Selected extract →
— Start —

Bull’s BCS Architecture – Deep Dive – Part 3


The last couple of posts about Bull’s BCS Architecture have been quite intense and I hope I’ve met the technical details you were expecting.

Here are the links to the entire deep dive series so far:

Now I want to talk about another feature that Bull’s BCS Architecture is leveraging: Intel RAS

What is RAS and what is its purpose?

Today’s crucial business challenges require the handling of unrecoverable hardware errors, while delivering uninterrupted application and transaction services to end users. Modern approaches strive to handle  unrecoverable errors throughout the complete application stack, from the underlying hardware to the application software itself.

RAS Flow - Courtesy of Intel

RAS Flow – Courtesy of Intel

Such solutions involve three components:

  1. reliability, how the solution preserves data integrity,
  2. availability, how it guarantees uninterrupted operation with minimal degradation,
  3. serviceability, how it simplifies proactively and reactively dealing with failed or potentially failed components.

This post  covers only the memory management mechanisms providing reliability and availability. Next post will cover other mechanisms.

Memory Management mechanisms

Memory errors are among the most  common hardware causes of machine crashes in production sites with large-scale systems.

Google® Inc. researchers conducted a  two-year study of memory errors in  Google’s server fleet (see Google Inc.,  “DRAM Errors in the Wild: A Large-Scale  Field Study”).

Researchers observed more than 8 percent of DIMMS and about one-third of the machines in the study were affected by correctable errors per year.

At the same time the annual percentage of detected uncorrected errors was 1.3 percent per machine and 0.22 percent per DIMM.

Capacity of memory module has increased – following Moore’s law – over the last two decades. In the 80’s you could buy 2MB memory modules, 20 years later, 32GB memory modules hit the market. That is a 16,000x improvement.

One of the unique reliability and availability features of the bullion is its RAM memory management and memory protection. From basic ECC  up to Memory Mirroring, memory protection mechanisms can guarantee up to 100% memory reliability on the bullion.

Let’s have a look at  some of those memory protection mechanisms available in the bullion:

ECC memory

Over and above traditional memory correction mechanisms, such as ECC memory, which maintains a memory system effectively free from single-bit errors.

Double device Data Correction (DDDC)

Bullion provides much more sophisticated mechanisms such as Double device Data Correction (DDDC), which corrects dual recoverable errors.

— End —

Problem 1 →
Return the passage of the BCS architecture post from "Researchers observed more" up to and including "0.22 percent per DIMM.", copied word for word.

Data provided →
— Start —

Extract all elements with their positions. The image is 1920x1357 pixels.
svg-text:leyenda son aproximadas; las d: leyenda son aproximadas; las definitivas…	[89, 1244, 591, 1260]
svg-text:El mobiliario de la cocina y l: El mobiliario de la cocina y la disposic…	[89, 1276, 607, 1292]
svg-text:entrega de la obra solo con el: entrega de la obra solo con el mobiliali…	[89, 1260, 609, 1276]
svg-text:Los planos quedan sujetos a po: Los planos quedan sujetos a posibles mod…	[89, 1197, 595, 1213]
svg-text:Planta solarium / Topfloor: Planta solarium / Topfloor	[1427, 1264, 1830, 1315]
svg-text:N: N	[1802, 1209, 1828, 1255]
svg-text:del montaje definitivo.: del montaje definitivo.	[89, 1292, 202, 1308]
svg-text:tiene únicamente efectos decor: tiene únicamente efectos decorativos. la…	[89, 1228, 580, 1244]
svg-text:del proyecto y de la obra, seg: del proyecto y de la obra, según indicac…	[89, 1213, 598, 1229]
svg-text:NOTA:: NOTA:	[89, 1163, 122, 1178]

— End —

Problem 2 →
Substitute "label" for "svg-text" in the entries from their first line up to and including the line with "svg-text:Los planos quedan", leaving everything else unchanged. Return only those lines.

Problem solution 1 →
Researchers observed more than 8 percent of DIMMS and about one-third of the machines in the study were affected by correctable errors per year.

At the same time the annual percentage of detected uncorrected errors was 1.3 percent per machine and 0.22 percent per DIMM.

Problem solution 2 →
Extract all elements with their positions. The image is 1920x1357 pixels.
label:leyenda son aproximadas; las d: leyenda son aproximadas; las definitivas…	[89, 1244, 591, 1260]
label:El mobiliario de la cocina y l: El mobiliario de la cocina y la disposic…	[89, 1276, 607, 1292]
label:entrega de la obra solo con el: entrega de la obra solo con el mobiliali…	[89, 1260, 609, 1276]
label:Los planos quedan sujetos a po: Los planos quedan sujetos a posibles mod…	[89, 1197, 595, 1213]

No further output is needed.